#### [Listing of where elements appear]
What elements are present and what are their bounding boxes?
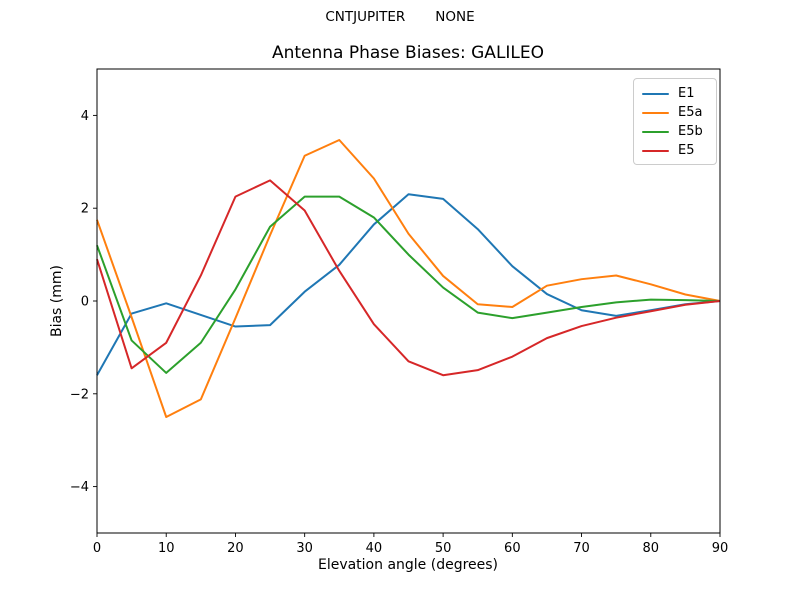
y-tick-label: 4: [81, 109, 89, 124]
legend: E1 E5a E5b E5: [633, 78, 717, 165]
x-axis-label: Elevation angle (degrees): [317, 557, 499, 573]
x-tick-label: 50: [435, 541, 452, 556]
legend-item-E5a: E5a: [642, 103, 708, 122]
chart-title: Antenna Phase Biases: GALILEO: [271, 43, 545, 63]
legend-label-E5a: E5a: [678, 105, 703, 120]
x-tick-label: 20: [227, 541, 244, 556]
y-tick-label: 0: [81, 295, 89, 310]
x-tick-label: 60: [504, 541, 521, 556]
y-axis-label: Bias (mm): [49, 264, 65, 338]
legend-line-swatch-E5b: [642, 130, 669, 133]
x-tick-label: 90: [712, 541, 729, 556]
figure-suptitle: CNTJUPITER NONE: [325, 9, 475, 25]
legend-line-swatch-E5a: [642, 111, 669, 114]
legend-label-E5b: E5b: [678, 124, 703, 139]
series-line-E5a: [96, 138, 721, 418]
y-tick-label: 2: [81, 202, 89, 217]
series-line-E5b: [96, 195, 721, 374]
legend-line-swatch-E1: [642, 92, 669, 95]
legend-item-E1: E1: [642, 84, 708, 103]
legend-item-E5: E5: [642, 141, 708, 160]
x-tick-label: 30: [296, 541, 313, 556]
x-tick-label: 80: [643, 541, 660, 556]
y-tick-label: −4: [70, 480, 89, 495]
x-tick-label: 70: [573, 541, 590, 556]
legend-line-swatch-E5: [642, 149, 669, 152]
series-line-E5: [96, 179, 721, 377]
x-tick-label: 0: [93, 541, 101, 556]
x-tick-label: 40: [366, 541, 383, 556]
x-tick-label: 10: [158, 541, 175, 556]
legend-label-E5: E5: [678, 143, 695, 158]
y-tick-label: −2: [70, 387, 89, 402]
legend-label-E1: E1: [678, 86, 695, 101]
legend-item-E5b: E5b: [642, 122, 708, 141]
series-line-E1: [96, 193, 721, 376]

#### [WRITTEN TASK]
Please rename every "x-tick-label" in the listing above to "x-axis-tick", and reproduce the full listing with nothing else changed. Omit the pictures from your answer.

#### [EXERCISE OUTPUT]
What elements are present and what are their bounding boxes?
y-tick-label: 4: [81, 109, 89, 124]
legend: E1 E5a E5b E5: [633, 78, 717, 165]
x-axis-label: Elevation angle (degrees): [317, 557, 499, 573]
x-axis-tick: 50: [435, 541, 452, 556]
legend-item-E5a: E5a: [642, 103, 708, 122]
chart-title: Antenna Phase Biases: GALILEO: [271, 43, 545, 63]
legend-label-E5a: E5a: [678, 105, 703, 120]
x-axis-tick: 20: [227, 541, 244, 556]
y-tick-label: 0: [81, 295, 89, 310]
x-axis-tick: 60: [504, 541, 521, 556]
y-axis-label: Bias (mm): [49, 264, 65, 338]
legend-line-swatch-E5b: [642, 130, 669, 133]
x-axis-tick: 90: [712, 541, 729, 556]
figure-suptitle: CNTJUPITER NONE: [325, 9, 475, 25]
legend-line-swatch-E5a: [642, 111, 669, 114]
legend-label-E5b: E5b: [678, 124, 703, 139]
series-line-E5a: [96, 138, 721, 418]
y-tick-label: 2: [81, 202, 89, 217]
series-line-E5b: [96, 195, 721, 374]
legend-line-swatch-E1: [642, 92, 669, 95]
legend-item-E1: E1: [642, 84, 708, 103]
legend-item-E5: E5: [642, 141, 708, 160]
x-axis-tick: 30: [296, 541, 313, 556]
x-axis-tick: 80: [643, 541, 660, 556]
y-tick-label: −4: [70, 480, 89, 495]
x-axis-tick: 70: [573, 541, 590, 556]
legend-line-swatch-E5: [642, 149, 669, 152]
series-line-E5: [96, 179, 721, 377]
x-axis-tick: 0: [93, 541, 101, 556]
x-axis-tick: 40: [366, 541, 383, 556]
x-axis-tick: 10: [158, 541, 175, 556]
legend-label-E5: E5: [678, 143, 695, 158]
y-tick-label: −2: [70, 387, 89, 402]
legend-label-E1: E1: [678, 86, 695, 101]
legend-item-E5b: E5b: [642, 122, 708, 141]
series-line-E1: [96, 193, 721, 376]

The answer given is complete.